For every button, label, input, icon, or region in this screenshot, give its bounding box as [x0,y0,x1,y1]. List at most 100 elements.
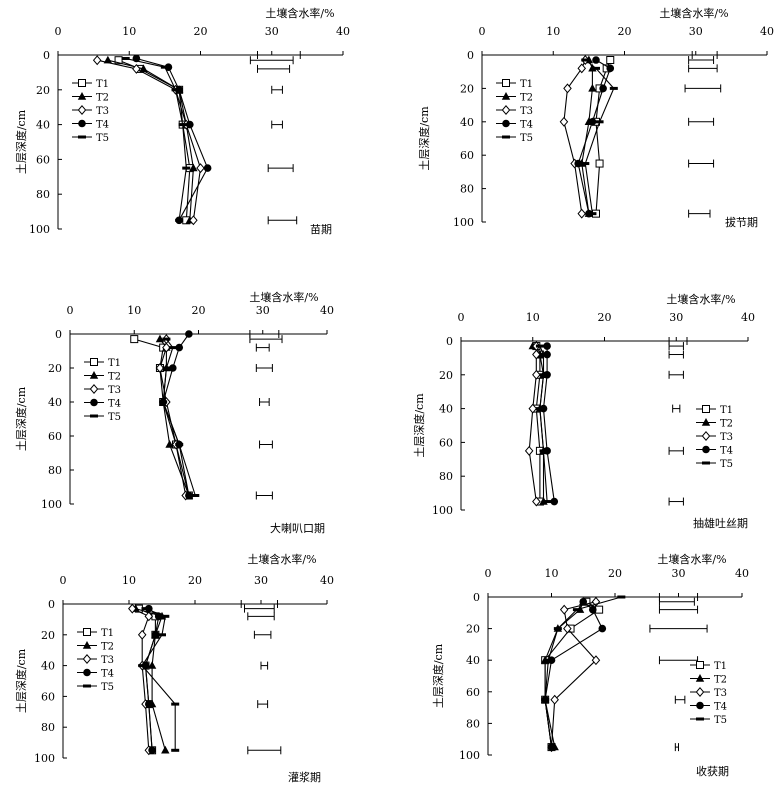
y-tick-label: 100 [29,223,50,236]
data-point [563,83,572,94]
data-point [592,66,600,70]
data-point [563,623,572,634]
legend-label-t5: T5 [720,459,733,470]
data-point [550,694,559,705]
data-point [559,604,569,615]
y-tick-label: 100 [459,749,480,762]
data-point [155,363,165,373]
x-tick-label: 40 [336,25,350,38]
x-tick-label: 30 [256,304,270,317]
data-point [147,661,157,669]
data-point [539,373,548,377]
legend-label-t3: T3 [714,688,727,699]
x-tick-label: 40 [735,567,749,580]
x-tick-label: 40 [760,25,774,38]
chart-panel-1: 0 10 20 30 40土壤含水率/%020406080100土层深度/cmT1T2T… [14,6,350,236]
x-tick-label: 10 [122,574,136,587]
stage-label: 灌浆期 [288,770,321,784]
legend-label-t1: T1 [96,79,109,90]
y-axis-title: 土层深度/cm [14,648,28,713]
data-point [196,163,205,174]
legend-label-t4: T4 [96,120,109,131]
legend-marker-t3 [82,654,92,664]
data-point [543,342,551,350]
data-point [155,334,165,343]
x-tick-label: 10 [127,304,141,317]
data-point [178,123,187,127]
legend-label-t1: T1 [520,79,533,90]
legend-label-t5: T5 [96,133,109,144]
x-axis-title: 土壤含水率/% [249,290,318,304]
y-tick-label: 0 [55,328,62,341]
y-tick-label: 60 [460,149,474,162]
y-tick-label: 40 [439,403,453,416]
data-point [595,159,604,168]
legend-marker-t3 [701,431,711,441]
legend-label-t2: T2 [720,419,733,430]
data-point [572,608,581,612]
x-tick-label: 0 [67,304,74,317]
data-point [599,84,607,93]
data-point [543,500,552,504]
x-tick-label: 10 [526,311,540,324]
data-point [532,369,541,380]
legend-marker-t3 [77,105,87,115]
y-tick-label: 20 [466,623,480,636]
series-line-t3 [97,59,202,221]
series-line-t2 [107,59,194,221]
data-point [539,353,548,357]
y-tick-label: 80 [41,721,55,734]
data-point [171,748,180,752]
data-point [539,449,548,453]
chart-panel-3: 0 10 20 30 40土壤含水率/%020406080100土层深度/cmT1T2T… [14,290,334,535]
legend-label-t4: T4 [101,669,114,680]
data-point [524,445,534,456]
x-tick-label: 30 [265,25,279,38]
y-tick-label: 20 [439,369,453,382]
data-point [162,337,171,341]
legend-marker-t1 [83,628,91,636]
legend-marker-t1 [702,405,710,413]
legend-label-t1: T1 [108,358,121,369]
x-tick-label: 30 [672,567,686,580]
y-axis-title: 土层深度/cm [417,106,431,171]
legend-marker-t4 [83,668,91,677]
y-tick-label: 80 [439,470,453,483]
stage-label: 苗期 [310,223,332,236]
stage-label: 收获期 [696,764,729,778]
y-tick-label: 60 [439,436,453,449]
data-point [574,159,582,168]
x-tick-label: 0 [458,311,465,324]
stage-label: 拔节期 [725,215,758,229]
series-line-t5 [125,57,187,221]
x-tick-label: 30 [669,311,683,324]
series-line-t3 [528,346,537,502]
data-point [617,595,626,599]
x-tick-label: 0 [479,25,486,38]
legend-label-t2: T2 [96,93,109,104]
x-tick-label: 10 [546,25,560,38]
x-tick-label: 30 [689,25,703,38]
legend-label-t1: T1 [714,661,727,672]
data-point [588,212,597,216]
data-point [553,627,562,631]
legend-marker-t1 [78,79,86,87]
series-line-t3 [550,601,597,748]
y-tick-label: 40 [41,660,55,673]
data-point [579,597,588,606]
data-point [138,664,147,668]
legend-label-t3: T3 [520,106,533,117]
legend-label-t5: T5 [714,715,727,726]
data-point [532,496,541,507]
data-point [595,120,604,124]
legend-marker-t3 [695,687,705,697]
series-line-t4 [544,601,604,748]
legend-marker-t5 [702,461,710,465]
legend-marker-t1 [502,79,510,87]
data-point [171,702,180,706]
y-tick-label: 60 [48,430,62,443]
data-point [161,745,170,754]
legend-label-t1: T1 [720,405,733,416]
legend-label-t2: T2 [101,642,114,653]
data-point [158,633,166,637]
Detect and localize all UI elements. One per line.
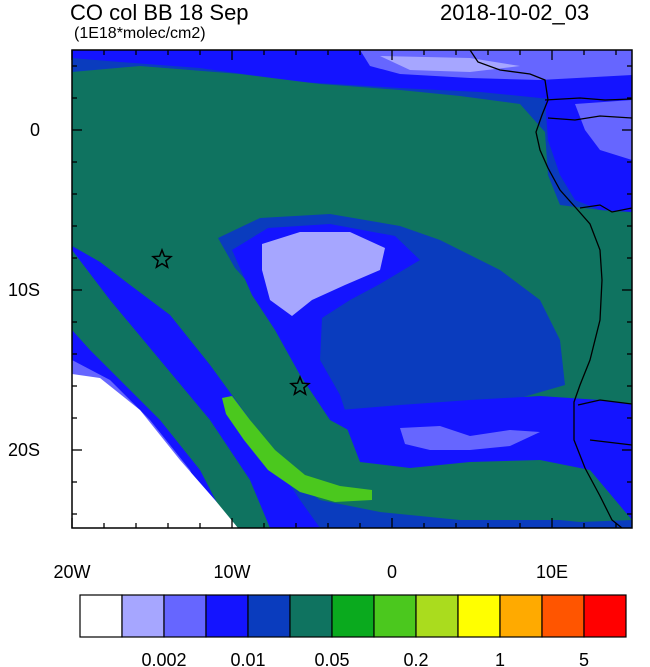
markers [151, 247, 311, 396]
star-marker-2 [289, 374, 311, 396]
colorbar-swatch [331, 594, 375, 638]
colorbar-label: 0.05 [314, 650, 349, 667]
colorbar-swatch [289, 594, 333, 638]
colorbar-swatch [121, 594, 165, 638]
colorbar-label: 1 [495, 650, 505, 667]
lon-label-10w: 10W [213, 562, 250, 582]
lat-labels: 0 10S 20S [8, 120, 40, 460]
colorbar-swatch [247, 594, 291, 638]
colorbar-swatch [205, 594, 249, 638]
colorbar-swatch [499, 594, 543, 638]
lat-label-10s: 10S [8, 280, 40, 300]
colorbar-label: 5 [579, 650, 589, 667]
colorbar-swatch [541, 594, 585, 638]
star-marker-1 [151, 247, 173, 269]
colorbar-swatch [79, 594, 123, 638]
lat-label-20s: 20S [8, 440, 40, 460]
colorbar-label: 0.2 [403, 650, 428, 667]
colorbar-swatch [163, 594, 207, 638]
map-frame [71, 49, 633, 529]
map-datetime: 2018-10-02_03 [440, 0, 590, 25]
colorbar-swatch [583, 594, 627, 638]
lon-label-0: 0 [387, 562, 397, 582]
map-field [72, 50, 632, 528]
map-units: (1E18*molec/cm2) [74, 25, 206, 42]
colorbar-labels: 0.002 0.01 0.05 0.2 1 5 [141, 650, 589, 667]
lat-label-0: 0 [30, 120, 40, 140]
colorbar-swatch [373, 594, 417, 638]
colorbar [79, 594, 627, 638]
lon-label-10e: 10E [536, 562, 568, 582]
axis-ticks [71, 50, 632, 528]
lon-label-20w: 20W [53, 562, 90, 582]
map-title: CO col BB 18 Sep [70, 0, 249, 25]
colorbar-swatch [457, 594, 501, 638]
coastline [469, 50, 632, 528]
colorbar-label: 0.002 [141, 650, 186, 667]
colorbar-swatch [415, 594, 459, 638]
lon-labels: 20W 10W 0 10E [53, 562, 568, 582]
colorbar-label: 0.01 [230, 650, 265, 667]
# # # #
## What you should do
Reproduce every line of the records above verbatim, from the first to the last, and leave out the pictures.

## Final result
For every button, label, input, icon, or region in this screenshot, give its bounding box as [x0,y0,x1,y1]. List at most 100 elements.
y-tick-label: 100 [29,223,50,236]
data-point [563,83,572,94]
data-point [592,66,600,70]
data-point [563,623,572,634]
legend-label-t5: T5 [720,459,733,470]
data-point [550,694,559,705]
data-point [559,604,569,615]
y-tick-label: 100 [459,749,480,762]
data-point [155,363,165,373]
x-tick-label: 40 [336,25,350,38]
x-tick-label: 30 [256,304,270,317]
data-point [147,661,157,669]
data-point [539,373,548,377]
legend-label-t3: T3 [714,688,727,699]
x-tick-label: 40 [735,567,749,580]
x-tick-label: 40 [760,25,774,38]
chart-panel-1: 0 10 20 30 40土壤含水率/%020406080100土层深度/cmT1T2T… [14,6,350,236]
x-tick-label: 10 [122,574,136,587]
stage-label: 灌浆期 [288,770,321,784]
legend-label-t1: T1 [96,79,109,90]
y-axis-title: 土层深度/cm [14,648,28,713]
data-point [196,163,205,174]
legend-label-t4: T4 [96,120,109,131]
legend-marker-t3 [82,654,92,664]
data-point [543,342,551,350]
data-point [155,334,165,343]
x-tick-label: 10 [127,304,141,317]
data-point [178,123,187,127]
legend-label-t1: T1 [520,79,533,90]
legend-label-t5: T5 [96,133,109,144]
x-axis-title: 土壤含水率/% [249,290,318,304]
y-tick-label: 0 [55,328,62,341]
y-tick-label: 60 [460,149,474,162]
y-tick-label: 40 [439,403,453,416]
data-point [595,159,604,168]
legend-marker-t3 [701,431,711,441]
legend-label-t2: T2 [720,419,733,430]
data-point [572,608,581,612]
x-tick-label: 0 [67,304,74,317]
data-point [599,84,607,93]
data-point [543,500,552,504]
x-tick-label: 10 [526,311,540,324]
data-point [532,369,541,380]
legend-marker-t3 [77,105,87,115]
y-tick-label: 20 [466,623,480,636]
series-line-t3 [97,59,202,221]
series-line-t2 [107,59,194,221]
data-point [539,353,548,357]
y-tick-label: 80 [41,721,55,734]
data-point [171,748,180,752]
data-point [539,449,548,453]
chart-panel-3: 0 10 20 30 40土壤含水率/%020406080100土层深度/cmT1T2T… [14,290,334,535]
legend-label-t4: T4 [101,669,114,680]
data-point [524,445,534,456]
x-tick-label: 30 [265,25,279,38]
y-tick-label: 20 [439,369,453,382]
data-point [162,337,171,341]
legend-marker-t1 [83,628,91,636]
legend-marker-t1 [702,405,710,413]
legend-label-t1: T1 [108,358,121,369]
x-tick-label: 30 [672,567,686,580]
y-axis-title: 土层深度/cm [417,106,431,171]
legend-marker-t4 [83,668,91,677]
y-tick-label: 80 [439,470,453,483]
stage-label: 苗期 [310,223,332,236]
stage-label: 收获期 [696,764,729,778]
y-tick-label: 60 [439,436,453,449]
data-point [574,159,582,168]
x-tick-label: 0 [458,311,465,324]
stage-label: 拔节期 [725,215,758,229]
series-line-t5 [125,57,187,221]
x-tick-label: 30 [669,311,683,324]
series-line-t3 [528,346,537,502]
data-point [617,595,626,599]
x-tick-label: 0 [479,25,486,38]
legend-label-t2: T2 [96,93,109,104]
x-tick-label: 10 [546,25,560,38]
x-tick-label: 30 [689,25,703,38]
legend-label-t1: T1 [714,661,727,672]
data-point [588,212,597,216]
data-point [553,627,562,631]
legend-marker-t1 [78,79,86,87]
series-line-t3 [550,601,597,748]
y-tick-label: 40 [41,660,55,673]
data-point [579,597,588,606]
data-point [138,664,147,668]
legend-label-t3: T3 [520,106,533,117]
legend-label-t5: T5 [714,715,727,726]
data-point [532,496,541,507]
data-point [595,120,604,124]
legend-marker-t3 [695,687,705,697]
series-line-t4 [544,601,604,748]
legend-marker-t5 [702,461,710,465]
legend-marker-t1 [502,79,510,87]
data-point [171,702,180,706]
y-tick-label: 60 [48,430,62,443]
data-point [161,745,170,754]
legend-label-t1: T1 [720,405,733,416]
legend-label-t2: T2 [101,642,114,653]
data-point [158,633,166,637]
Detect and localize all UI elements. One per line.
markers [151, 247, 311, 396]
star-marker-2 [289, 374, 311, 396]
colorbar-swatch [331, 594, 375, 638]
colorbar-label: 0.05 [314, 650, 349, 667]
colorbar-swatch [289, 594, 333, 638]
colorbar-swatch [121, 594, 165, 638]
colorbar-label: 1 [495, 650, 505, 667]
lon-label-10w: 10W [213, 562, 250, 582]
lat-labels: 0 10S 20S [8, 120, 40, 460]
colorbar-swatch [247, 594, 291, 638]
colorbar-swatch [205, 594, 249, 638]
colorbar-swatch [499, 594, 543, 638]
lat-label-10s: 10S [8, 280, 40, 300]
colorbar-label: 5 [579, 650, 589, 667]
colorbar-swatch [541, 594, 585, 638]
star-marker-1 [151, 247, 173, 269]
colorbar-swatch [79, 594, 123, 638]
lat-label-20s: 20S [8, 440, 40, 460]
colorbar-label: 0.2 [403, 650, 428, 667]
colorbar-swatch [163, 594, 207, 638]
map-frame [71, 49, 633, 529]
map-datetime: 2018-10-02_03 [440, 0, 590, 25]
colorbar-swatch [583, 594, 627, 638]
lon-label-0: 0 [387, 562, 397, 582]
map-field [72, 50, 632, 528]
map-units: (1E18*molec/cm2) [74, 25, 206, 42]
colorbar-labels: 0.002 0.01 0.05 0.2 1 5 [141, 650, 589, 667]
lat-label-0: 0 [30, 120, 40, 140]
colorbar-swatch [373, 594, 417, 638]
colorbar [79, 594, 627, 638]
lon-label-10e: 10E [536, 562, 568, 582]
axis-ticks [71, 50, 632, 528]
lon-label-20w: 20W [53, 562, 90, 582]
map-title: CO col BB 18 Sep [70, 0, 249, 25]
colorbar-swatch [457, 594, 501, 638]
coastline [469, 50, 632, 528]
colorbar-label: 0.002 [141, 650, 186, 667]
colorbar-swatch [415, 594, 459, 638]
lon-labels: 20W 10W 0 10E [53, 562, 568, 582]
colorbar-label: 0.01 [230, 650, 265, 667]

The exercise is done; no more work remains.